Problem description: Determine how many lines contain the string "SDTVAR". Reply with that figure and nothing else.

··· Input material

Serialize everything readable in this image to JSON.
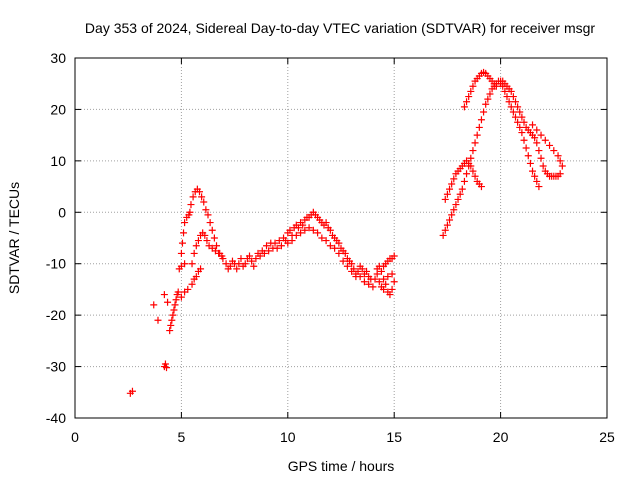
{
  "chart_data": {
    "type": "scatter",
    "title": "Day 353 of 2024, Sidereal Day-to-day VTEC variation (SDTVAR) for receiver msgr",
    "xlabel": "GPS time / hours",
    "ylabel": "SDTVAR / TECUs",
    "xlim": [
      0,
      25
    ],
    "ylim": [
      -40,
      30
    ],
    "xticks": [
      0,
      5,
      10,
      15,
      20,
      25
    ],
    "yticks": [
      -40,
      -30,
      -20,
      -10,
      0,
      10,
      20,
      30
    ],
    "grid": true,
    "marker": "+",
    "series": [
      {
        "name": "SDTVAR",
        "color": "#ff0000",
        "points": [
          [
            2.6,
            -35.2
          ],
          [
            2.7,
            -34.8
          ],
          [
            3.7,
            -18.0
          ],
          [
            3.9,
            -21.0
          ],
          [
            4.2,
            -30.0
          ],
          [
            4.25,
            -29.5
          ],
          [
            4.3,
            -30.2
          ],
          [
            4.2,
            -16.0
          ],
          [
            4.35,
            -17.5
          ],
          [
            4.45,
            -23.0
          ],
          [
            4.5,
            -22.0
          ],
          [
            4.55,
            -21.0
          ],
          [
            4.6,
            -20.0
          ],
          [
            4.65,
            -19.0
          ],
          [
            4.7,
            -18.0
          ],
          [
            4.75,
            -17.0
          ],
          [
            4.8,
            -16.0
          ],
          [
            4.85,
            -15.5
          ],
          [
            5.0,
            -16.5
          ],
          [
            5.15,
            -15.5
          ],
          [
            5.3,
            -15.0
          ],
          [
            4.9,
            -11.0
          ],
          [
            5.0,
            -10.5
          ],
          [
            5.15,
            -10.0
          ],
          [
            5.0,
            -8.0
          ],
          [
            5.05,
            -6.0
          ],
          [
            5.1,
            -4.0
          ],
          [
            5.15,
            -2.0
          ],
          [
            5.25,
            -1.0
          ],
          [
            5.35,
            -0.5
          ],
          [
            5.4,
            0.0
          ],
          [
            5.45,
            1.5
          ],
          [
            5.55,
            3.0
          ],
          [
            5.65,
            4.0
          ],
          [
            5.75,
            4.5
          ],
          [
            5.85,
            4.0
          ],
          [
            5.95,
            3.0
          ],
          [
            6.05,
            2.0
          ],
          [
            6.15,
            0.5
          ],
          [
            6.25,
            -0.5
          ],
          [
            6.35,
            -2.0
          ],
          [
            6.45,
            -3.5
          ],
          [
            6.55,
            -5.0
          ],
          [
            6.65,
            -6.5
          ],
          [
            6.8,
            -8.0
          ],
          [
            6.95,
            -9.0
          ],
          [
            5.5,
            -14.0
          ],
          [
            5.6,
            -13.0
          ],
          [
            5.7,
            -12.5
          ],
          [
            5.8,
            -11.5
          ],
          [
            5.9,
            -11.0
          ],
          [
            5.5,
            -10.0
          ],
          [
            5.6,
            -8.0
          ],
          [
            5.7,
            -6.5
          ],
          [
            5.8,
            -5.5
          ],
          [
            5.9,
            -4.5
          ],
          [
            6.0,
            -4.0
          ],
          [
            6.1,
            -4.5
          ],
          [
            6.2,
            -5.5
          ],
          [
            6.3,
            -6.5
          ],
          [
            6.45,
            -7.0
          ],
          [
            6.6,
            -7.5
          ],
          [
            6.75,
            -8.0
          ],
          [
            6.9,
            -8.5
          ],
          [
            7.1,
            -10.0
          ],
          [
            7.2,
            -11.0
          ],
          [
            7.3,
            -10.5
          ],
          [
            7.4,
            -9.5
          ],
          [
            7.5,
            -10.0
          ],
          [
            7.6,
            -11.0
          ],
          [
            7.7,
            -10.0
          ],
          [
            7.8,
            -9.0
          ],
          [
            7.9,
            -10.5
          ],
          [
            8.0,
            -10.0
          ],
          [
            8.1,
            -9.0
          ],
          [
            8.2,
            -8.5
          ],
          [
            8.3,
            -9.5
          ],
          [
            8.4,
            -10.5
          ],
          [
            8.5,
            -9.0
          ],
          [
            8.6,
            -8.0
          ],
          [
            8.7,
            -8.5
          ],
          [
            8.8,
            -7.5
          ],
          [
            8.9,
            -8.0
          ],
          [
            9.0,
            -6.5
          ],
          [
            9.1,
            -7.5
          ],
          [
            9.2,
            -6.0
          ],
          [
            9.3,
            -7.0
          ],
          [
            9.4,
            -6.0
          ],
          [
            9.5,
            -7.0
          ],
          [
            9.6,
            -5.5
          ],
          [
            9.7,
            -6.5
          ],
          [
            9.8,
            -5.0
          ],
          [
            9.9,
            -5.5
          ],
          [
            10.0,
            -4.0
          ],
          [
            10.1,
            -3.5
          ],
          [
            10.2,
            -4.5
          ],
          [
            10.3,
            -3.0
          ],
          [
            10.4,
            -2.5
          ],
          [
            10.5,
            -3.0
          ],
          [
            10.6,
            -2.0
          ],
          [
            10.7,
            -2.5
          ],
          [
            10.8,
            -1.5
          ],
          [
            10.9,
            -1.0
          ],
          [
            10.0,
            -6.0
          ],
          [
            10.2,
            -5.5
          ],
          [
            10.4,
            -4.5
          ],
          [
            10.6,
            -4.0
          ],
          [
            10.8,
            -3.5
          ],
          [
            11.0,
            -3.0
          ],
          [
            11.2,
            -3.5
          ],
          [
            11.4,
            -4.0
          ],
          [
            11.6,
            -5.0
          ],
          [
            11.8,
            -5.5
          ],
          [
            11.0,
            -1.0
          ],
          [
            11.1,
            -0.5
          ],
          [
            11.2,
            0.0
          ],
          [
            11.3,
            -0.5
          ],
          [
            11.4,
            -1.0
          ],
          [
            11.5,
            -1.5
          ],
          [
            11.6,
            -2.0
          ],
          [
            11.7,
            -2.5
          ],
          [
            11.8,
            -2.0
          ],
          [
            11.9,
            -3.0
          ],
          [
            12.0,
            -3.5
          ],
          [
            12.1,
            -4.5
          ],
          [
            12.2,
            -5.0
          ],
          [
            12.3,
            -5.5
          ],
          [
            12.4,
            -6.0
          ],
          [
            12.5,
            -7.0
          ],
          [
            12.6,
            -7.5
          ],
          [
            12.7,
            -8.0
          ],
          [
            12.8,
            -9.0
          ],
          [
            12.9,
            -9.5
          ],
          [
            12.0,
            -6.5
          ],
          [
            12.2,
            -7.0
          ],
          [
            12.4,
            -8.0
          ],
          [
            12.6,
            -9.5
          ],
          [
            12.8,
            -10.5
          ],
          [
            13.0,
            -11.5
          ],
          [
            13.2,
            -12.0
          ],
          [
            13.4,
            -12.5
          ],
          [
            13.6,
            -13.5
          ],
          [
            13.8,
            -14.0
          ],
          [
            13.0,
            -10.0
          ],
          [
            13.1,
            -11.0
          ],
          [
            13.2,
            -12.5
          ],
          [
            13.3,
            -11.5
          ],
          [
            13.4,
            -10.5
          ],
          [
            13.5,
            -11.0
          ],
          [
            13.6,
            -12.0
          ],
          [
            13.7,
            -11.5
          ],
          [
            13.8,
            -12.5
          ],
          [
            13.9,
            -13.0
          ],
          [
            14.0,
            -14.5
          ],
          [
            14.1,
            -13.0
          ],
          [
            14.2,
            -12.0
          ],
          [
            14.3,
            -13.5
          ],
          [
            14.4,
            -14.5
          ],
          [
            14.5,
            -15.0
          ],
          [
            14.6,
            -14.0
          ],
          [
            14.7,
            -15.5
          ],
          [
            14.8,
            -16.0
          ],
          [
            14.9,
            -15.0
          ],
          [
            14.2,
            -11.0
          ],
          [
            14.3,
            -10.5
          ],
          [
            14.4,
            -11.5
          ],
          [
            14.5,
            -10.5
          ],
          [
            14.6,
            -10.0
          ],
          [
            14.7,
            -9.5
          ],
          [
            14.8,
            -9.0
          ],
          [
            14.9,
            -9.0
          ],
          [
            15.0,
            -8.5
          ],
          [
            14.5,
            -13.0
          ],
          [
            14.7,
            -12.5
          ],
          [
            14.9,
            -12.0
          ],
          [
            15.0,
            -13.5
          ],
          [
            17.3,
            -4.5
          ],
          [
            17.4,
            -3.5
          ],
          [
            17.5,
            -2.5
          ],
          [
            17.6,
            -1.5
          ],
          [
            17.7,
            -0.5
          ],
          [
            17.8,
            0.5
          ],
          [
            17.9,
            1.5
          ],
          [
            18.0,
            2.5
          ],
          [
            18.1,
            3.5
          ],
          [
            18.2,
            4.5
          ],
          [
            18.3,
            6.0
          ],
          [
            18.4,
            7.5
          ],
          [
            18.5,
            9.0
          ],
          [
            18.6,
            10.5
          ],
          [
            18.7,
            12.0
          ],
          [
            18.8,
            13.5
          ],
          [
            18.9,
            15.0
          ],
          [
            19.0,
            16.5
          ],
          [
            19.1,
            18.0
          ],
          [
            19.2,
            19.5
          ],
          [
            19.3,
            21.0
          ],
          [
            19.4,
            22.0
          ],
          [
            19.5,
            23.0
          ],
          [
            19.6,
            24.0
          ],
          [
            19.7,
            24.5
          ],
          [
            19.8,
            25.0
          ],
          [
            19.9,
            25.5
          ],
          [
            20.0,
            25.0
          ],
          [
            20.1,
            24.5
          ],
          [
            20.2,
            23.5
          ],
          [
            20.3,
            22.5
          ],
          [
            20.4,
            21.5
          ],
          [
            20.5,
            20.5
          ],
          [
            20.6,
            19.5
          ],
          [
            20.7,
            18.5
          ],
          [
            20.8,
            17.5
          ],
          [
            20.9,
            16.5
          ],
          [
            21.0,
            15.5
          ],
          [
            21.1,
            14.0
          ],
          [
            21.2,
            12.5
          ],
          [
            21.3,
            11.0
          ],
          [
            21.4,
            9.5
          ],
          [
            21.5,
            8.0
          ],
          [
            21.6,
            7.0
          ],
          [
            21.7,
            6.0
          ],
          [
            21.8,
            5.0
          ],
          [
            17.4,
            2.5
          ],
          [
            17.5,
            3.5
          ],
          [
            17.6,
            4.5
          ],
          [
            17.7,
            5.5
          ],
          [
            17.8,
            6.5
          ],
          [
            17.9,
            7.5
          ],
          [
            18.0,
            8.0
          ],
          [
            18.1,
            8.5
          ],
          [
            18.2,
            9.0
          ],
          [
            18.3,
            9.5
          ],
          [
            18.4,
            10.0
          ],
          [
            18.5,
            9.5
          ],
          [
            18.6,
            9.0
          ],
          [
            18.7,
            8.0
          ],
          [
            18.8,
            7.0
          ],
          [
            18.9,
            6.0
          ],
          [
            19.0,
            5.5
          ],
          [
            19.1,
            5.0
          ],
          [
            18.3,
            20.5
          ],
          [
            18.4,
            21.5
          ],
          [
            18.5,
            22.5
          ],
          [
            18.6,
            23.5
          ],
          [
            18.7,
            24.5
          ],
          [
            18.8,
            25.5
          ],
          [
            18.9,
            26.0
          ],
          [
            19.0,
            26.5
          ],
          [
            19.1,
            27.0
          ],
          [
            19.2,
            27.2
          ],
          [
            19.3,
            27.0
          ],
          [
            19.4,
            26.5
          ],
          [
            19.5,
            26.0
          ],
          [
            19.6,
            25.5
          ],
          [
            19.7,
            25.0
          ],
          [
            19.8,
            24.5
          ],
          [
            20.0,
            25.5
          ],
          [
            20.1,
            25.5
          ],
          [
            20.2,
            25.0
          ],
          [
            20.3,
            24.5
          ],
          [
            20.4,
            24.0
          ],
          [
            20.5,
            23.5
          ],
          [
            20.6,
            22.5
          ],
          [
            20.7,
            21.5
          ],
          [
            20.8,
            20.5
          ],
          [
            20.9,
            19.5
          ],
          [
            21.0,
            18.5
          ],
          [
            21.1,
            17.5
          ],
          [
            21.2,
            16.5
          ],
          [
            21.3,
            16.0
          ],
          [
            21.4,
            15.5
          ],
          [
            21.5,
            15.0
          ],
          [
            21.6,
            14.5
          ],
          [
            21.7,
            13.5
          ],
          [
            21.8,
            12.0
          ],
          [
            21.9,
            10.5
          ],
          [
            22.0,
            9.0
          ],
          [
            22.1,
            8.0
          ],
          [
            22.2,
            7.5
          ],
          [
            22.3,
            7.0
          ],
          [
            22.4,
            7.0
          ],
          [
            22.5,
            7.0
          ],
          [
            22.6,
            7.0
          ],
          [
            22.7,
            7.0
          ],
          [
            22.8,
            7.5
          ],
          [
            21.5,
            17.0
          ],
          [
            21.7,
            16.0
          ],
          [
            21.9,
            15.0
          ],
          [
            22.1,
            14.0
          ],
          [
            22.3,
            13.0
          ],
          [
            22.5,
            12.0
          ],
          [
            22.7,
            11.0
          ],
          [
            22.8,
            10.0
          ],
          [
            22.9,
            9.0
          ]
        ]
      }
    ]
  }
}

······

Solution for this task: 3